**Challenge:**
Repeat each record below exactly, dropping the pictures.

**Data entries:**
■ ■ ■ ■ ■

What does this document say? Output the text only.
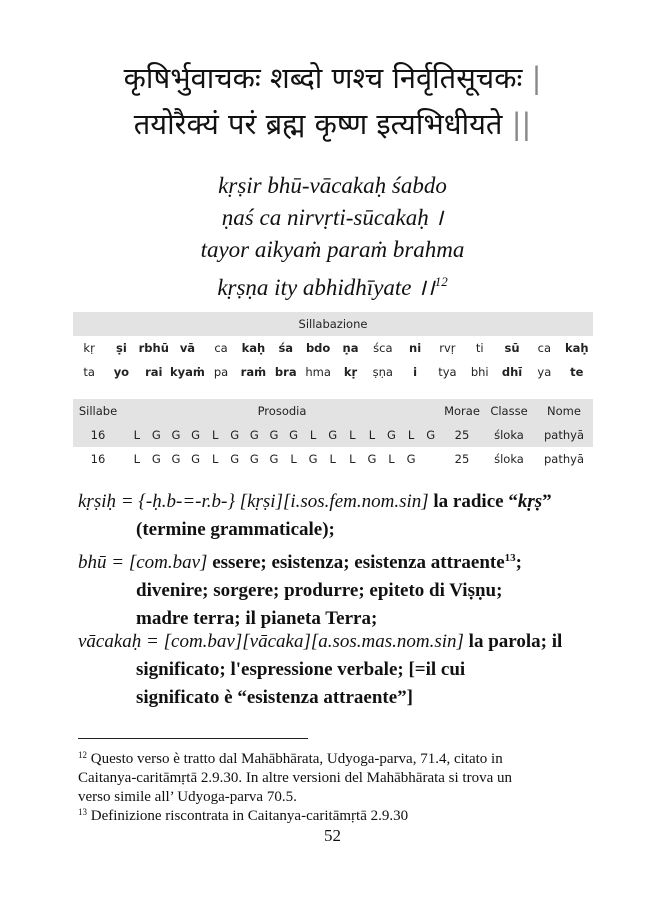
कृषिर्भुवाचकः शब्दो णश्च निर्वृतिसूचकः |
तयोरैक्यं परं ब्रह्म कृष्ण इत्यभिधीयते ||
kṛṣir bhū-vācakaḥ śabdo
ṇaś ca nirvṛti-sūcakaḥ ।
tayor aikyaṁ paraṁ brahma
kṛṣṇa ity abhidhīyate ।।$^{12}$
Sillabazione															
kṛ	ṣi	rbhū	vā	ca	kaḥ	śa	bdo	ṇa	śca	ni	rvṛ	ti	sū	ca	kaḥ
ta	yo	rai	kyaṁ	pa	raṁ	bra	hma	kṛ	ṣṇa	i	tya	bhi	dhī	ya	te
Sillabe	Prosodia	Morae	Classe	Nome
16	L G G G L G G G G L G L L G L G	25	śloka	pathyā
16	L G G G L G G G L G L L G L G	25	śloka	pathyā
kṛṣiḥ = {-ḥ.b-=-r.b-} [kṛṣi][i.sos.fem.nom.sin] la radice “kṛṣ”
(termine grammaticale);
bhū = [com.bav] essere; esistenza; esistenza attraente$^{13}$;
divenire; sorgere; produrre; epiteto di Viṣṇu;
madre terra; il pianeta Terra;
vācakaḥ = [com.bav][vācaka][a.sos.mas.nom.sin] la parola; il
significato; l'espressione verbale; [=il cui
significato è “esistenza attraente”]
$^{12}$ Questo verso è tratto dal Mahābhārata, Udyoga-parva, 71.4, citato in
Caitanya-caritāmṛtā 2.9.30. In altre versioni del Mahābhārata si trova un
verso simile all’ Udyoga-parva 70.5.
$^{13}$ Definizione riscontrata in Caitanya-caritāmṛtā 2.9.30
52
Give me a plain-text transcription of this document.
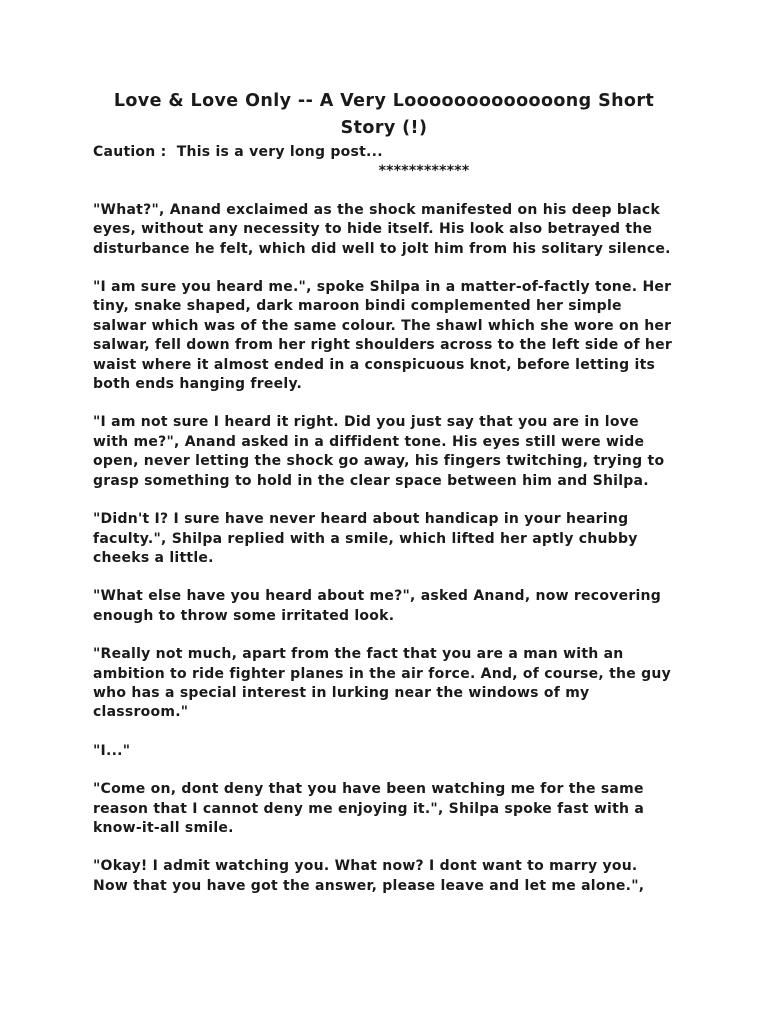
Love & Love Only -- A Very Looooooooooooong Short Story (!)

Caution :  This is a very long post...

************

"What?", Anand exclaimed as the shock manifested on his deep black eyes, without any necessity to hide itself. His look also betrayed the disturbance he felt, which did well to jolt him from his solitary silence.

"I am sure you heard me.", spoke Shilpa in a matter-of-factly tone. Her tiny, snake shaped, dark maroon bindi complemented her simple salwar which was of the same colour. The shawl which she wore on her salwar, fell down from her right shoulders across to the left side of her waist where it almost ended in a conspicuous knot, before letting its both ends hanging freely.

"I am not sure I heard it right. Did you just say that you are in love with me?", Anand asked in a diffident tone. His eyes still were wide open, never letting the shock go away, his fingers twitching, trying to grasp something to hold in the clear space between him and Shilpa.

"Didn't I? I sure have never heard about handicap in your hearing faculty.", Shilpa replied with a smile, which lifted her aptly chubby cheeks a little.

"What else have you heard about me?", asked Anand, now recovering enough to throw some irritated look.

"Really not much, apart from the fact that you are a man with an ambition to ride fighter planes in the air force. And, of course, the guy who has a special interest in lurking near the windows of my classroom."

"I..."

"Come on, dont deny that you have been watching me for the same reason that I cannot deny me enjoying it.", Shilpa spoke fast with a know-it-all smile.

"Okay! I admit watching you. What now? I dont want to marry you. Now that you have got the answer, please leave and let me alone.",
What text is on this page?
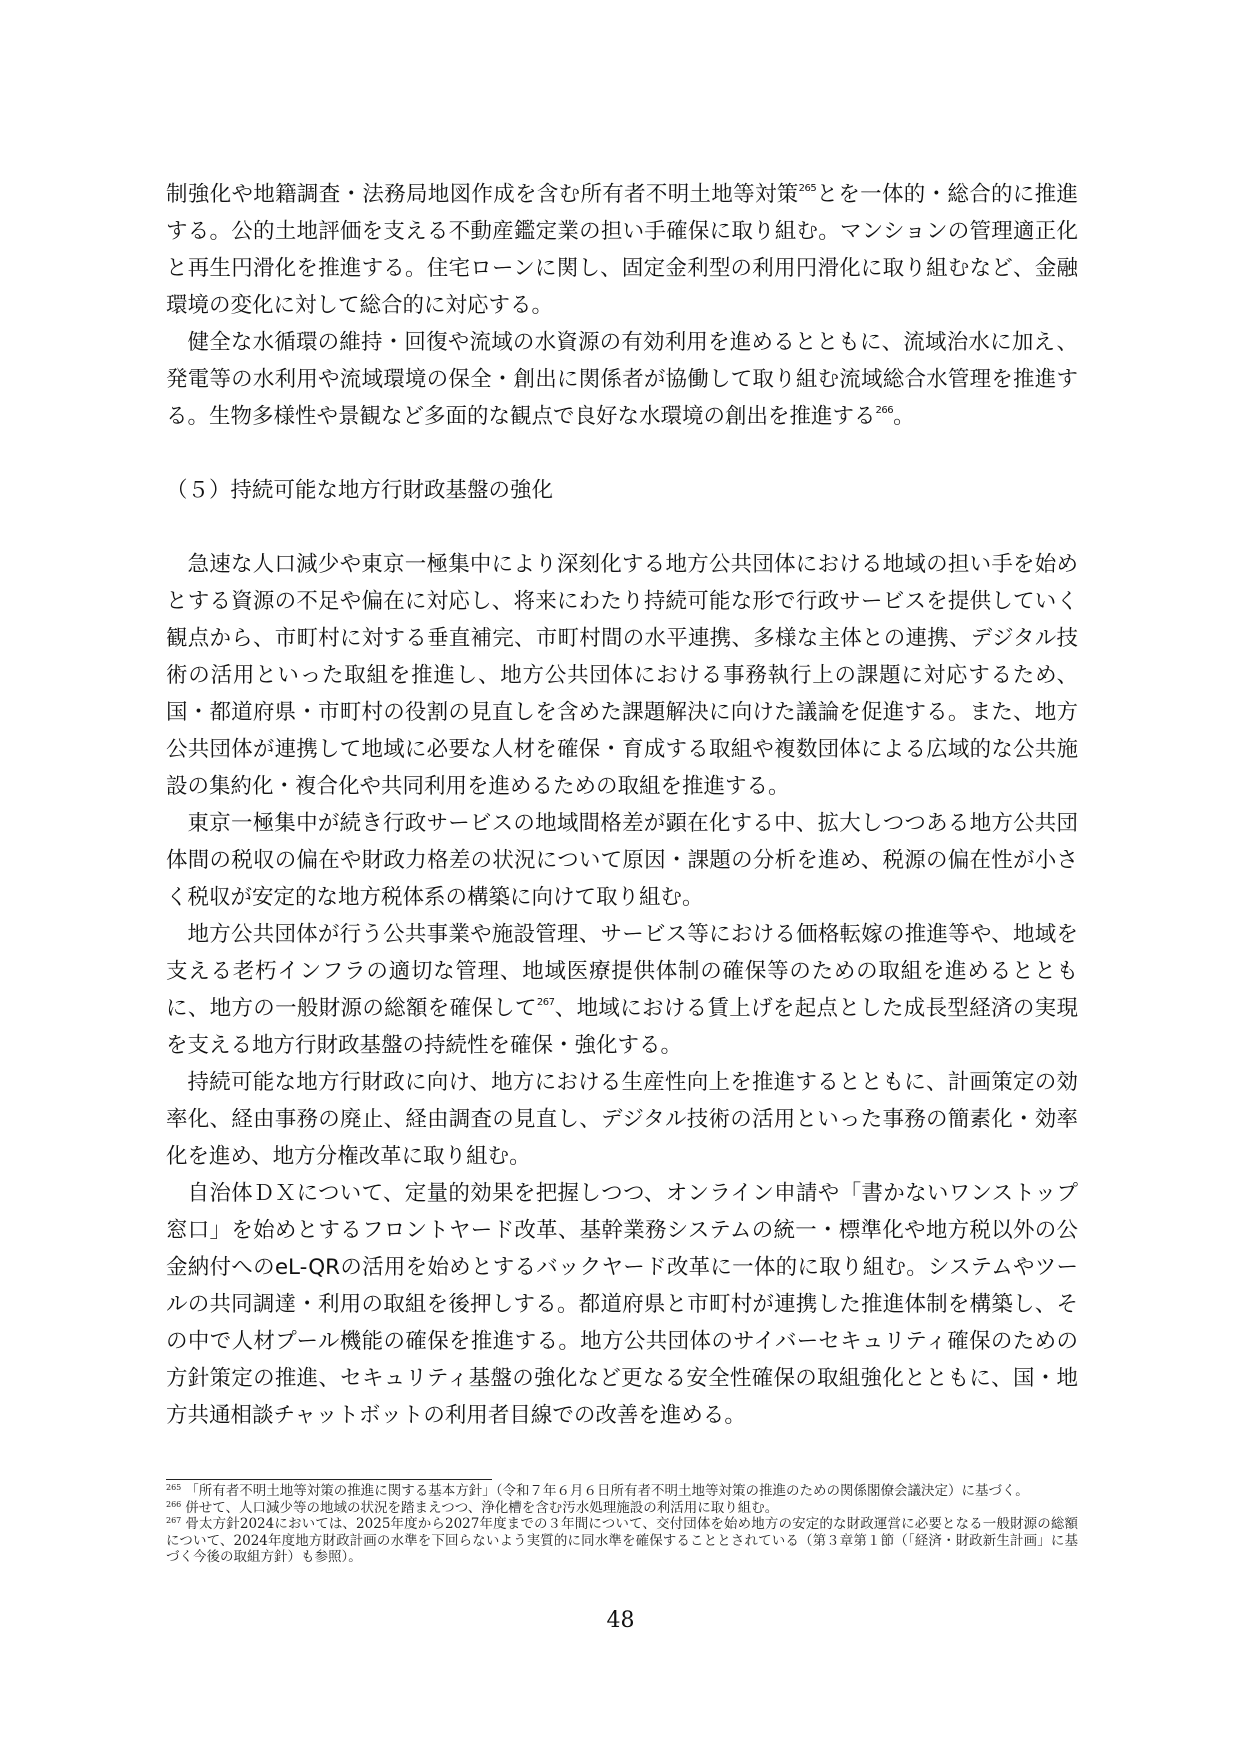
制強化や地籍調査・法務局地図作成を含む所有者不明土地等対策$^{265}$とを一体的・総合的に推進する。公的土地評価を支える不動産鑑定業の担い手確保に取り組む。マンションの管理適正化と再生円滑化を推進する。住宅ローンに関し、固定金利型の利用円滑化に取り組むなど、金融環境の変化に対して総合的に対応する。

健全な水循環の維持・回復や流域の水資源の有効利用を進めるとともに、流域治水に加え、発電等の水利用や流域環境の保全・創出に関係者が協働して取り組む流域総合水管理を推進する。生物多様性や景観など多面的な観点で良好な水環境の創出を推進する$^{266}$。

（５）持続可能な地方行財政基盤の強化

急速な人口減少や東京一極集中により深刻化する地方公共団体における地域の担い手を始めとする資源の不足や偏在に対応し、将来にわたり持続可能な形で行政サービスを提供していく観点から、市町村に対する垂直補完、市町村間の水平連携、多様な主体との連携、デジタル技術の活用といった取組を推進し、地方公共団体における事務執行上の課題に対応するため、国・都道府県・市町村の役割の見直しを含めた課題解決に向けた議論を促進する。また、地方公共団体が連携して地域に必要な人材を確保・育成する取組や複数団体による広域的な公共施設の集約化・複合化や共同利用を進めるための取組を推進する。

東京一極集中が続き行政サービスの地域間格差が顕在化する中、拡大しつつある地方公共団体間の税収の偏在や財政力格差の状況について原因・課題の分析を進め、税源の偏在性が小さく税収が安定的な地方税体系の構築に向けて取り組む。

地方公共団体が行う公共事業や施設管理、サービス等における価格転嫁の推進等や、地域を支える老朽インフラの適切な管理、地域医療提供体制の確保等のための取組を進めるとともに、地方の一般財源の総額を確保して$^{267}$、地域における賃上げを起点とした成長型経済の実現を支える地方行財政基盤の持続性を確保・強化する。

持続可能な地方行財政に向け、地方における生産性向上を推進するとともに、計画策定の効率化、経由事務の廃止、経由調査の見直し、デジタル技術の活用といった事務の簡素化・効率化を進め、地方分権改革に取り組む。

自治体ＤＸについて、定量的効果を把握しつつ、オンライン申請や「書かないワンストップ窓口」を始めとするフロントヤード改革、基幹業務システムの統一・標準化や地方税以外の公金納付へのeL-QRの活用を始めとするバックヤード改革に一体的に取り組む。システムやツールの共同調達・利用の取組を後押しする。都道府県と市町村が連携した推進体制を構築し、その中で人材プール機能の確保を推進する。地方公共団体のサイバーセキュリティ確保のための方針策定の推進、セキュリティ基盤の強化など更なる安全性確保の取組強化とともに、国・地方共通相談チャットボットの利用者目線での改善を進める。

$^{265}$ 「所有者不明土地等対策の推進に関する基本方針」（令和７年６月６日所有者不明土地等対策の推進のための関係閣僚会議決定）に基づく。

$^{266}$ 併せて、人口減少等の地域の状況を踏まえつつ、浄化槽を含む汚水処理施設の利活用に取り組む。

$^{267}$ 骨太方針2024においては、2025年度から2027年度までの３年間について、交付団体を始め地方の安定的な財政運営に必要となる一般財源の総額について、2024年度地方財政計画の水準を下回らないよう実質的に同水準を確保することとされている（第３章第１節（「経済・財政新生計画」に基づく今後の取組方針）も参照）。

48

■ ■ ■ ■ ■

**Full answer:**
What does this document say? Output the text only.
कृषिर्भुवाचकः शब्दो णश्च निर्वृतिसूचकः |
तयोरैक्यं परं ब्रह्म कृष्ण इत्यभिधीयते ||
kṛṣir bhū-vācakaḥ śabdo
ṇaś ca nirvṛti-sūcakaḥ ।
tayor aikyaṁ paraṁ brahma
kṛṣṇa ity abhidhīyate ।।$^{12}$
Sillabazione															
kṛ	ṣi	rbhū	vā	ca	kaḥ	śa	bdo	ṇa	śca	ni	rvṛ	ti	sū	ca	kaḥ
ta	yo	rai	kyaṁ	pa	raṁ	bra	hma	kṛ	ṣṇa	i	tya	bhi	dhī	ya	te
Sillabe	Prosodia	Morae	Classe	Nome
16	L G G G L G G G G L G L L G L G	25	śloka	pathyā
16	L G G G L G G G L G L L G L G	25	śloka	pathyā
kṛṣiḥ = {-ḥ.b-=-r.b-} [kṛṣi][i.sos.fem.nom.sin] la radice “kṛṣ”
(termine grammaticale);
bhū = [com.bav] essere; esistenza; esistenza attraente$^{13}$;
divenire; sorgere; produrre; epiteto di Viṣṇu;
madre terra; il pianeta Terra;
vācakaḥ = [com.bav][vācaka][a.sos.mas.nom.sin] la parola; il
significato; l'espressione verbale; [=il cui
significato è “esistenza attraente”]
$^{12}$ Questo verso è tratto dal Mahābhārata, Udyoga-parva, 71.4, citato in
Caitanya-caritāmṛtā 2.9.30. In altre versioni del Mahābhārata si trova un
verso simile all’ Udyoga-parva 70.5.
$^{13}$ Definizione riscontrata in Caitanya-caritāmṛtā 2.9.30
52
Give me a plain-text transcription of this document.
Love & Love Only -- A Very Looooooooooooong Short Story (!)

Caution :  This is a very long post...

************

"What?", Anand exclaimed as the shock manifested on his deep black eyes, without any necessity to hide itself. His look also betrayed the disturbance he felt, which did well to jolt him from his solitary silence.

"I am sure you heard me.", spoke Shilpa in a matter-of-factly tone. Her tiny, snake shaped, dark maroon bindi complemented her simple salwar which was of the same colour. The shawl which she wore on her salwar, fell down from her right shoulders across to the left side of her waist where it almost ended in a conspicuous knot, before letting its both ends hanging freely.

"I am not sure I heard it right. Did you just say that you are in love with me?", Anand asked in a diffident tone. His eyes still were wide open, never letting the shock go away, his fingers twitching, trying to grasp something to hold in the clear space between him and Shilpa.

"Didn't I? I sure have never heard about handicap in your hearing faculty.", Shilpa replied with a smile, which lifted her aptly chubby cheeks a little.

"What else have you heard about me?", asked Anand, now recovering enough to throw some irritated look.

"Really not much, apart from the fact that you are a man with an ambition to ride fighter planes in the air force. And, of course, the guy who has a special interest in lurking near the windows of my classroom."

"I..."

"Come on, dont deny that you have been watching me for the same reason that I cannot deny me enjoying it.", Shilpa spoke fast with a know-it-all smile.

"Okay! I admit watching you. What now? I dont want to marry you. Now that you have got the answer, please leave and let me alone.",
What text is on this page?
制強化や地籍調査・法務局地図作成を含む所有者不明土地等対策$^{265}$とを一体的・総合的に推進する。公的土地評価を支える不動産鑑定業の担い手確保に取り組む。マンションの管理適正化と再生円滑化を推進する。住宅ローンに関し、固定金利型の利用円滑化に取り組むなど、金融環境の変化に対して総合的に対応する。

健全な水循環の維持・回復や流域の水資源の有効利用を進めるとともに、流域治水に加え、発電等の水利用や流域環境の保全・創出に関係者が協働して取り組む流域総合水管理を推進する。生物多様性や景観など多面的な観点で良好な水環境の創出を推進する$^{266}$。

（５）持続可能な地方行財政基盤の強化

急速な人口減少や東京一極集中により深刻化する地方公共団体における地域の担い手を始めとする資源の不足や偏在に対応し、将来にわたり持続可能な形で行政サービスを提供していく観点から、市町村に対する垂直補完、市町村間の水平連携、多様な主体との連携、デジタル技術の活用といった取組を推進し、地方公共団体における事務執行上の課題に対応するため、国・都道府県・市町村の役割の見直しを含めた課題解決に向けた議論を促進する。また、地方公共団体が連携して地域に必要な人材を確保・育成する取組や複数団体による広域的な公共施設の集約化・複合化や共同利用を進めるための取組を推進する。

東京一極集中が続き行政サービスの地域間格差が顕在化する中、拡大しつつある地方公共団体間の税収の偏在や財政力格差の状況について原因・課題の分析を進め、税源の偏在性が小さく税収が安定的な地方税体系の構築に向けて取り組む。

地方公共団体が行う公共事業や施設管理、サービス等における価格転嫁の推進等や、地域を支える老朽インフラの適切な管理、地域医療提供体制の確保等のための取組を進めるとともに、地方の一般財源の総額を確保して$^{267}$、地域における賃上げを起点とした成長型経済の実現を支える地方行財政基盤の持続性を確保・強化する。

持続可能な地方行財政に向け、地方における生産性向上を推進するとともに、計画策定の効率化、経由事務の廃止、経由調査の見直し、デジタル技術の活用といった事務の簡素化・効率化を進め、地方分権改革に取り組む。

自治体ＤＸについて、定量的効果を把握しつつ、オンライン申請や「書かないワンストップ窓口」を始めとするフロントヤード改革、基幹業務システムの統一・標準化や地方税以外の公金納付へのeL-QRの活用を始めとするバックヤード改革に一体的に取り組む。システムやツールの共同調達・利用の取組を後押しする。都道府県と市町村が連携した推進体制を構築し、その中で人材プール機能の確保を推進する。地方公共団体のサイバーセキュリティ確保のための方針策定の推進、セキュリティ基盤の強化など更なる安全性確保の取組強化とともに、国・地方共通相談チャットボットの利用者目線での改善を進める。

$^{265}$ 「所有者不明土地等対策の推進に関する基本方針」（令和７年６月６日所有者不明土地等対策の推進のための関係閣僚会議決定）に基づく。

$^{266}$ 併せて、人口減少等の地域の状況を踏まえつつ、浄化槽を含む汚水処理施設の利活用に取り組む。

$^{267}$ 骨太方針2024においては、2025年度から2027年度までの３年間について、交付団体を始め地方の安定的な財政運営に必要となる一般財源の総額について、2024年度地方財政計画の水準を下回らないよう実質的に同水準を確保することとされている（第３章第１節（「経済・財政新生計画」に基づく今後の取組方針）も参照）。

48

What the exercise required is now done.